* _EXERCISE TASK_
Search the material and gather each line with "下列说法正确的是" in it.

>> START MATERIALS PROVIDED

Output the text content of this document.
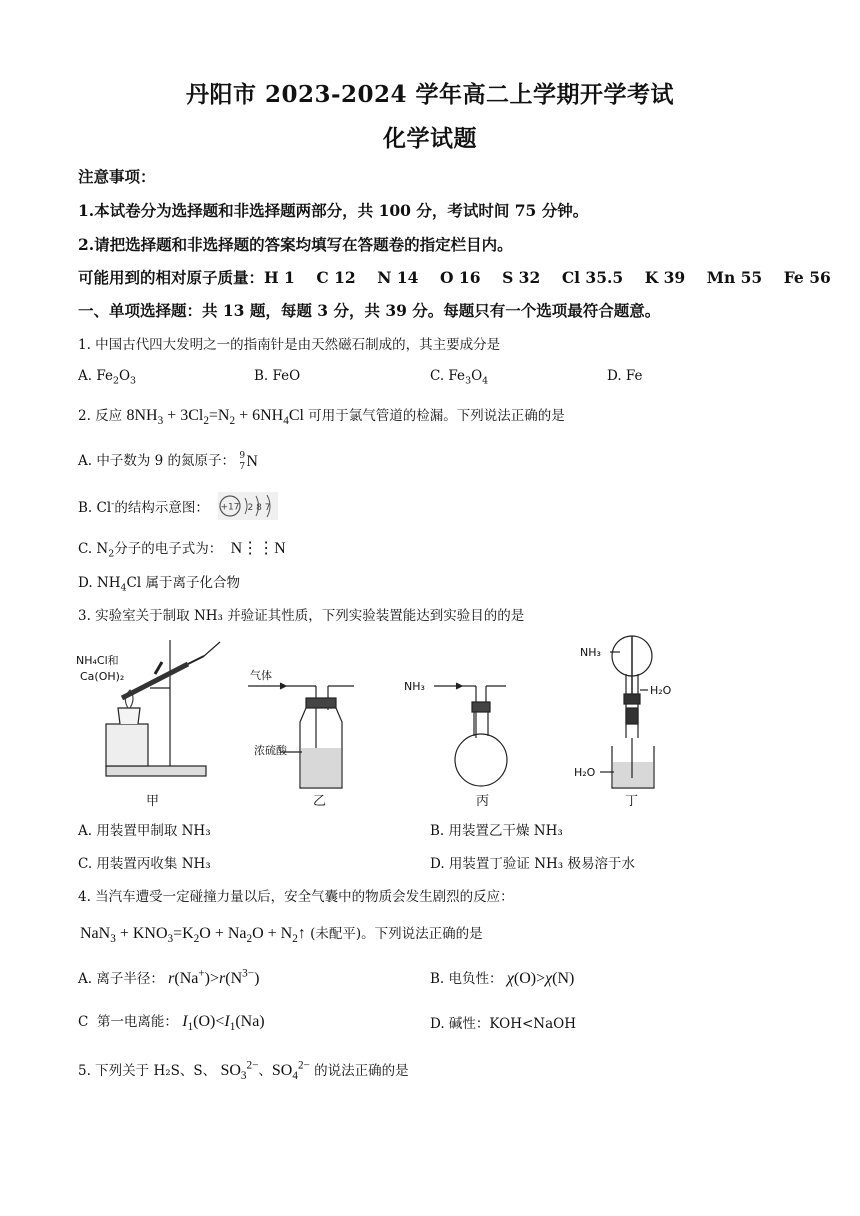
丹阳市 2023-2024 学年高二上学期开学考试
化学试题
注意事项：
1.本试卷分为选择题和非选择题两部分，共 100 分，考试时间 75 分钟。
2.请把选择题和非选择题的答案均填写在答题卷的指定栏目内。
可能用到的相对原子质量：H 1    C 12    N 14    O 16    S 32    Cl 35.5    K 39    Mn 55    Fe 56
一、单项选择题：共 13 题，每题 3 分，共 39 分。每题只有一个选项最符合题意。
1. 中国古代四大发明之一的指南针是由天然磁石制成的，其主要成分是
A. $Fe_2O_3$	B. FeO	C. $Fe_3O_4$	D. Fe
2. 反应 $8NH_3 + 3Cl_2=N_2 + 6NH_4Cl$ 可用于氯气管道的检漏。下列说法正确的是
A. 中子数为 9 的氮原子： 9
7 N
B. Cl-的结构示意图： +17 2 8 7
C. $N_2$分子的电子式为： N⋮⋮N
D. $NH_4Cl$ 属于离子化合物
3. 实验室关于制取 NH₃ 并验证其性质，下列实验装置能达到实验目的的是
NH₄Cl和
Ca(OH)₂	气体
浓硫酸
NH₃
NH₃
H₂O
H₂O
甲	乙	丙	丁
A. 用装置甲制取 NH₃	B. 用装置乙干燥 NH₃
C. 用装置丙收集 NH₃	D. 用装置丁验证 NH₃ 极易溶于水
4. 当汽车遭受一定碰撞力量以后，安全气囊中的物质会发生剧烈的反应：
$NaN_3 + KNO_3=K_2O + Na_2O$ + $N_2↑$ (未配平)。下列说法正确的是
A. 离子半径： $r(Na^+)>r(N^{3-})$	B. 电负性： χ(O)>χ(N)
C 第一电离能： $I_1(O)<I_1(Na)$	D. 碱性：KOH<NaOH
5. 下列关于 H₂S、S、 $SO_3^{2-}$、$SO_4^{2-}$ 的说法正确的是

>> END MATERIALS PROVIDED

* _WRITTEN REPLY_
2. 反应 $8NH_3 + 3Cl_2=N_2 + 6NH_4Cl$ 可用于氯气管道的检漏。下列说法正确的是
$NaN_3 + KNO_3=K_2O + Na_2O$ + $N_2↑$ (未配平)。下列说法正确的是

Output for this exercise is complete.